_What to work on_
Collect every line below that contains the word "затрат".

── Data supplied ──

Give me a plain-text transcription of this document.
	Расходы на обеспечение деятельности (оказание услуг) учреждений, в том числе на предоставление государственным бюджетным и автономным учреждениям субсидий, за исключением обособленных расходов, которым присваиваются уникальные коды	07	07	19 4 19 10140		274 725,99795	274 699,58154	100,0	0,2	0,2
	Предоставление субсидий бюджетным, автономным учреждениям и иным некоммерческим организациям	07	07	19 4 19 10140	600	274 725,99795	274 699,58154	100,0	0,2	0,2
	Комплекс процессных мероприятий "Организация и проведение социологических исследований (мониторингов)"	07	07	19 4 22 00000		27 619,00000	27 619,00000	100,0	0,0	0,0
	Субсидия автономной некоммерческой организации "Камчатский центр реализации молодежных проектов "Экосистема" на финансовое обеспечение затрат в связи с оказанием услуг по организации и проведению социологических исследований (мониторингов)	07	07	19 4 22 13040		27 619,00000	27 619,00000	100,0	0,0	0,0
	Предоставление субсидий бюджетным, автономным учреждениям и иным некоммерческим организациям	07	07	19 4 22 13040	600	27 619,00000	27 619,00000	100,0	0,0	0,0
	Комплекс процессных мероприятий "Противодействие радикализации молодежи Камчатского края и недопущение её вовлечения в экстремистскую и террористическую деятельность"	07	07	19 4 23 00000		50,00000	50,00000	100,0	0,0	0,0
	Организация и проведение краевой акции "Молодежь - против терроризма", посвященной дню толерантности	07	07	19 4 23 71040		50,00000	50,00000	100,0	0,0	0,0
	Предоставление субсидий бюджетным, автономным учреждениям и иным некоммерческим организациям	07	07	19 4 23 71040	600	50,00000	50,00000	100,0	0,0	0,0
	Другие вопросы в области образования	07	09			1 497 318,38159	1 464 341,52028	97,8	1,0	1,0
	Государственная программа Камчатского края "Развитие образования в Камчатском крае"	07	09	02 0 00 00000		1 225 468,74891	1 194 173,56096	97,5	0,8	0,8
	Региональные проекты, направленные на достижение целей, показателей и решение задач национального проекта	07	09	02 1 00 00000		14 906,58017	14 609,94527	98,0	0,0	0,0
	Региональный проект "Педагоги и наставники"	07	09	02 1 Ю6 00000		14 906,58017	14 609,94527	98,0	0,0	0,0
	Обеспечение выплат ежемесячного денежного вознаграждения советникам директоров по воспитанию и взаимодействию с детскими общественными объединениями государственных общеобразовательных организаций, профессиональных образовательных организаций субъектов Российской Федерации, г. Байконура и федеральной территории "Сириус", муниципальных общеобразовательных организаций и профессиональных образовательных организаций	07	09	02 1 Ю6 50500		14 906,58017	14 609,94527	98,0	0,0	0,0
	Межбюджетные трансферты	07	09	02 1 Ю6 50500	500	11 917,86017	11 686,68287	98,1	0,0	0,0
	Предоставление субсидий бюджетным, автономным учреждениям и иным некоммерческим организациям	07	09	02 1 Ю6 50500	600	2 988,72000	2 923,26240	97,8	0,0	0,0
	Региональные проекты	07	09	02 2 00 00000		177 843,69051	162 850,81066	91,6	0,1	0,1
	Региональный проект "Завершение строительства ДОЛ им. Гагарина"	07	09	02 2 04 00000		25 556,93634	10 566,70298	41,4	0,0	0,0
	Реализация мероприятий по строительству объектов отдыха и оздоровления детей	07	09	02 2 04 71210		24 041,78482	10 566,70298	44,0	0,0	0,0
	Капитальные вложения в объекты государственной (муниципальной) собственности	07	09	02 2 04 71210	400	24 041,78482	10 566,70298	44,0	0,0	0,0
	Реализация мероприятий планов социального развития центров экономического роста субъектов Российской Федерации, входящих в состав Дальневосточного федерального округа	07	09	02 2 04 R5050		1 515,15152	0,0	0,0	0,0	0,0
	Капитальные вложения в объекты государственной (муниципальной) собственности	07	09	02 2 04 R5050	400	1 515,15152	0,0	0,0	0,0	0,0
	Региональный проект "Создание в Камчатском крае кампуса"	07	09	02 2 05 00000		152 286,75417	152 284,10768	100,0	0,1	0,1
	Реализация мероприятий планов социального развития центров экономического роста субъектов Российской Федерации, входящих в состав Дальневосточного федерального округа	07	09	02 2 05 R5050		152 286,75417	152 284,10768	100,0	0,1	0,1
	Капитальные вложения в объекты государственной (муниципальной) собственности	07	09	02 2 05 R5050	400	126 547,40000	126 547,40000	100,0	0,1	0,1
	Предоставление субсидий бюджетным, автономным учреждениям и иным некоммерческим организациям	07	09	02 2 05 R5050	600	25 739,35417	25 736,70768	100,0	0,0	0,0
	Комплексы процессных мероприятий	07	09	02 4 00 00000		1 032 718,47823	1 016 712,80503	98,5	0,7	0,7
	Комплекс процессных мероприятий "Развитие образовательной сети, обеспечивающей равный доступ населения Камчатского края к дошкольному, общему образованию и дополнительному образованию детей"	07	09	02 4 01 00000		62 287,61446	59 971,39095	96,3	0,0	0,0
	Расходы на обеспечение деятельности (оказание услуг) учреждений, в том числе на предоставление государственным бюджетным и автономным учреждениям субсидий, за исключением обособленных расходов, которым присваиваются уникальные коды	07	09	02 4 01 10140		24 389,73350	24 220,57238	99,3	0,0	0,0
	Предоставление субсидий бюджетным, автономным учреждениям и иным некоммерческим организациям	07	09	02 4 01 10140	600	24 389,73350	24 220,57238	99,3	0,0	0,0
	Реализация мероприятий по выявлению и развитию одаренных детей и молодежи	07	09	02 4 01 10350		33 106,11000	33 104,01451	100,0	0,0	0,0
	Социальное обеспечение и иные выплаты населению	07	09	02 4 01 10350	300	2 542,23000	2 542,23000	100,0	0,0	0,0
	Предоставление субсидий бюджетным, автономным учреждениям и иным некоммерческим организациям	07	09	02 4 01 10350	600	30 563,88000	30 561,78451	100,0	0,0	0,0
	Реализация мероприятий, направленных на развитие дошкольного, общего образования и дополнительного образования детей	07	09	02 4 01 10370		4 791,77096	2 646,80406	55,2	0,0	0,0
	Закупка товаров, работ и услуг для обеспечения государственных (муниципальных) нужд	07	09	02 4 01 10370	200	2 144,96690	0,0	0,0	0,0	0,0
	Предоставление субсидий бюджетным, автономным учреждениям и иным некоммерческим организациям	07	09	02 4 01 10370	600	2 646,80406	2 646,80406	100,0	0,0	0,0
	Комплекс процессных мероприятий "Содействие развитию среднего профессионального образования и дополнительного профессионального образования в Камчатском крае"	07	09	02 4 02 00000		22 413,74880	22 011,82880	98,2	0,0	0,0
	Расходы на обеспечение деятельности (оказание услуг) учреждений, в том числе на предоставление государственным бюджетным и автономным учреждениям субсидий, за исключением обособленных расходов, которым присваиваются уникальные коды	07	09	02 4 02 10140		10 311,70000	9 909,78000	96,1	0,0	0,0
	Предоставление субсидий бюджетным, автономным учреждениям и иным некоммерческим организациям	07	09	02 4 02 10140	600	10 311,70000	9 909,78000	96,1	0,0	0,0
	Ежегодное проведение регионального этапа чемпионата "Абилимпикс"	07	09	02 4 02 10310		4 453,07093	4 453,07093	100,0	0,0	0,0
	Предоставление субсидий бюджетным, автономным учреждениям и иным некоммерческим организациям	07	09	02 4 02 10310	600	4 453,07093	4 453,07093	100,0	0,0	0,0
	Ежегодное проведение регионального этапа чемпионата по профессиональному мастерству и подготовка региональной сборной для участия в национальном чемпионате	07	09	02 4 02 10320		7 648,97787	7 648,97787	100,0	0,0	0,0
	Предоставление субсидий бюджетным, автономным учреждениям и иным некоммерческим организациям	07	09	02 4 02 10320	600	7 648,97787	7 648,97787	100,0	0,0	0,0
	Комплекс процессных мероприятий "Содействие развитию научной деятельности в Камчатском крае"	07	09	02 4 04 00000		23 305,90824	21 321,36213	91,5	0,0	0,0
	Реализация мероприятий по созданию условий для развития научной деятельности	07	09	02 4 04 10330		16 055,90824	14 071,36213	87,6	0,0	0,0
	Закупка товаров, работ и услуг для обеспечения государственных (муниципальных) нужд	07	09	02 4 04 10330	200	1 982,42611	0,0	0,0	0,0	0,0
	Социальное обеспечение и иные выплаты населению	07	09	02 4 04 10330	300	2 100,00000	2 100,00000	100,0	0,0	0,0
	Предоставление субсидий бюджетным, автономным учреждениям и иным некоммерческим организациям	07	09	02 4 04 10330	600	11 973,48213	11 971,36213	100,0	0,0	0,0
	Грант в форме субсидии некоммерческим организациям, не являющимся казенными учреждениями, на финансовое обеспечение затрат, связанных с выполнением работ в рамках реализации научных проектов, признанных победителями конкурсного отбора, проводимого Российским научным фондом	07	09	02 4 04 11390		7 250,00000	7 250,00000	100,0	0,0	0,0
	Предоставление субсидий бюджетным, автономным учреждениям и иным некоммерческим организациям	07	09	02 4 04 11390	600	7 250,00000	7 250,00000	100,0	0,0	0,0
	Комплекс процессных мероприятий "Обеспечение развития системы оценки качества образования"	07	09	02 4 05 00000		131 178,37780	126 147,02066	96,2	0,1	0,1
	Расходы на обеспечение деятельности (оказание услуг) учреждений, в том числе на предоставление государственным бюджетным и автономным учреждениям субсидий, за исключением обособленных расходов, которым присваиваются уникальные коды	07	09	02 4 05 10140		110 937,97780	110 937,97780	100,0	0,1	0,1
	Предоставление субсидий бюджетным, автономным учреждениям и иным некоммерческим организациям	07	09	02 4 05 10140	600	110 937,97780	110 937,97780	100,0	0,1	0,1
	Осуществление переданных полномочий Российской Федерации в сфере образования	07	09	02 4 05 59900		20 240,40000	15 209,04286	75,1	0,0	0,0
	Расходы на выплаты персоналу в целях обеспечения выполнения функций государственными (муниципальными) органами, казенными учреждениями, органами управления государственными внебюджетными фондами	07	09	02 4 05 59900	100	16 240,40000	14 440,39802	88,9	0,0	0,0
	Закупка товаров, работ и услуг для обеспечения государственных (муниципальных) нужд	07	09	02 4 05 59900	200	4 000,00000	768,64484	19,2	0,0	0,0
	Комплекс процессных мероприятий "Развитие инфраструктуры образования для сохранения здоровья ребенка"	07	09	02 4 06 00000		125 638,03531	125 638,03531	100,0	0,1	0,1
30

───
── Data supplied ──

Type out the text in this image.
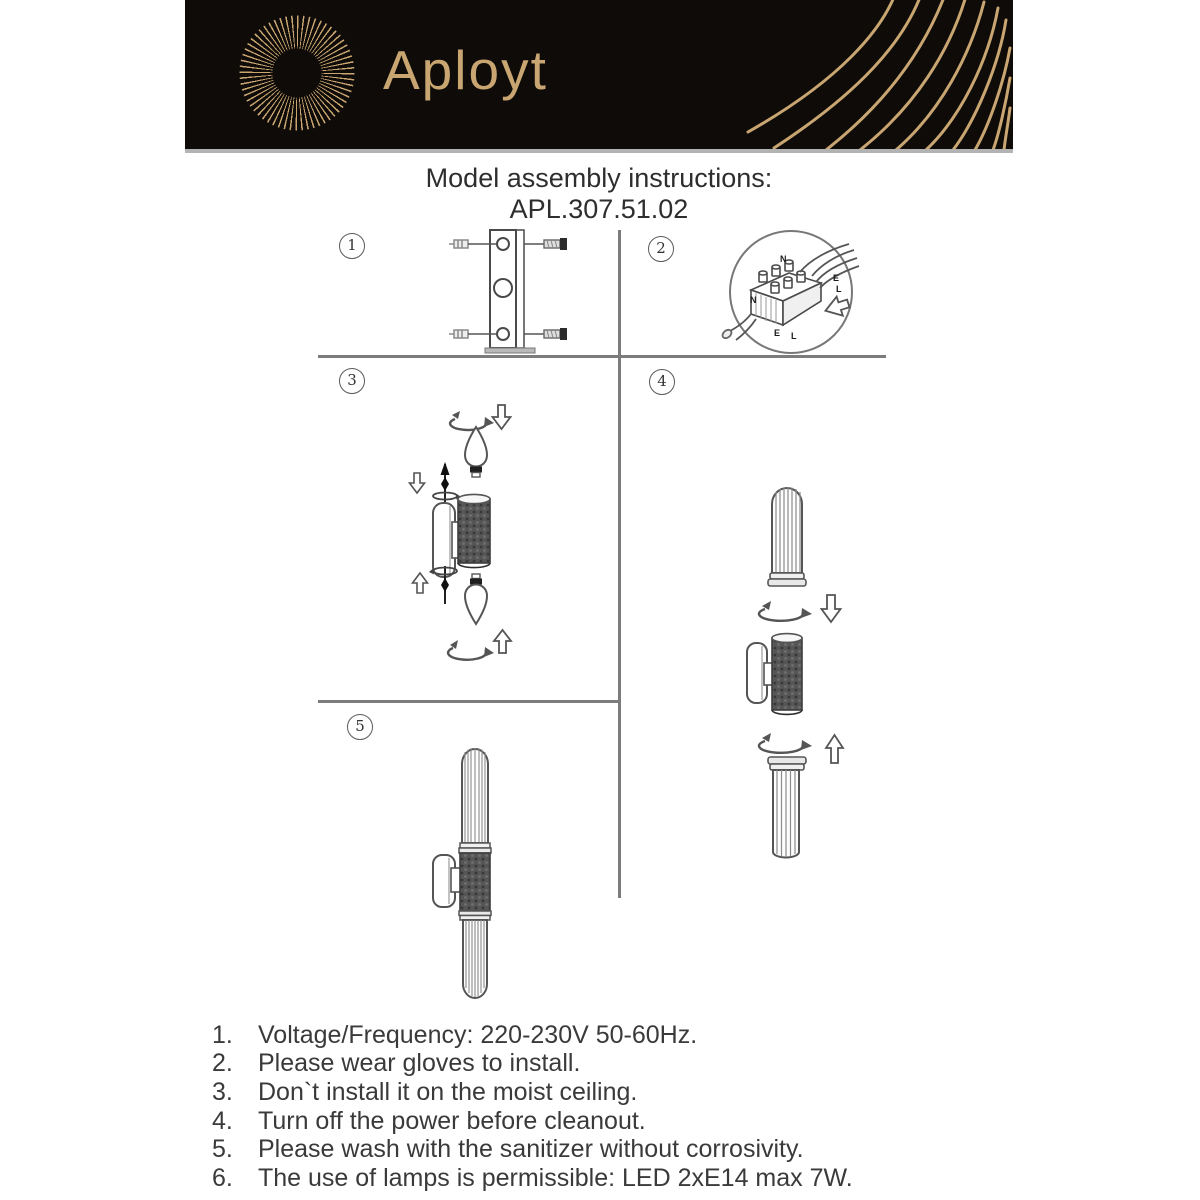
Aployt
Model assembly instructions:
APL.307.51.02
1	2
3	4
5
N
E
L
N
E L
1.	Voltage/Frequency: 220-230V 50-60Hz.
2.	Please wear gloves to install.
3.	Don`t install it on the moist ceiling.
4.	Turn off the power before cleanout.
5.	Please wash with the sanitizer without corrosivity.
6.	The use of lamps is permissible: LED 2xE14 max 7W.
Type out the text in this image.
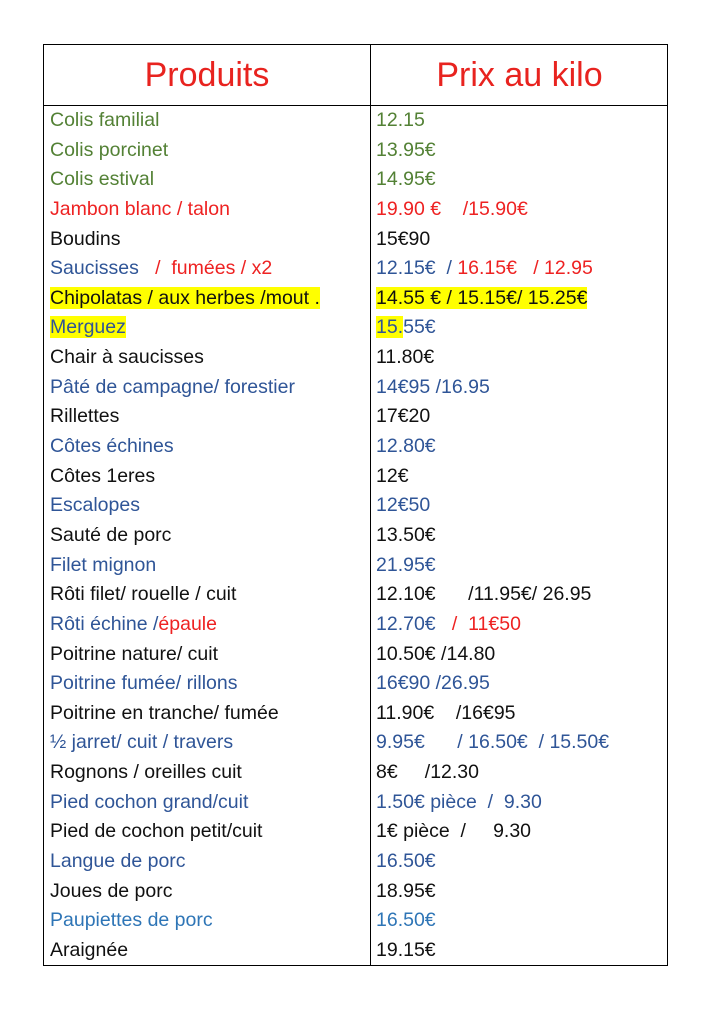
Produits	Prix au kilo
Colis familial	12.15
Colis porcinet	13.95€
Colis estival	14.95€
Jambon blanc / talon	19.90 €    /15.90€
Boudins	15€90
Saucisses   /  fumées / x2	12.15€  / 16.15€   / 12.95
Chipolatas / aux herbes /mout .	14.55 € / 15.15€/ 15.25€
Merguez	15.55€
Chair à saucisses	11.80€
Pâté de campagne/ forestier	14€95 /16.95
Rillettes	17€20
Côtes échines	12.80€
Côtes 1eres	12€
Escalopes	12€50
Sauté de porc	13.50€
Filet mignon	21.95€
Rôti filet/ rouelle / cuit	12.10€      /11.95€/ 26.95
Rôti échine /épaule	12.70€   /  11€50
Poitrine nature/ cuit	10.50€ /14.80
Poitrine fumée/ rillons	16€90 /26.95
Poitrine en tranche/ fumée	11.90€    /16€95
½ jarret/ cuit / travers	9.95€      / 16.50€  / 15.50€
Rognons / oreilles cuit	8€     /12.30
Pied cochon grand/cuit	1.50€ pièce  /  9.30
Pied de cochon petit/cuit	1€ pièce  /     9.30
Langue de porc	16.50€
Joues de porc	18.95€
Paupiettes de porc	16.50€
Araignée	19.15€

───

_Answer below_
	Субсидия автономной некоммерческой организации "Камчатский центр реализации молодежных проектов "Экосистема" на финансовое обеспечение затрат в связи с оказанием услуг по организации и проведению социологических исследований (мониторингов)	07	07	19 4 22 13040		27 619,00000	27 619,00000	100,0	0,0	0,0
	Грант в форме субсидии некоммерческим организациям, не являющимся казенными учреждениями, на финансовое обеспечение затрат, связанных с выполнением работ в рамках реализации научных проектов, признанных победителями конкурсного отбора, проводимого Российским научным фондом	07	09	02 4 04 11390		7 250,00000	7 250,00000	100,0	0,0	0,0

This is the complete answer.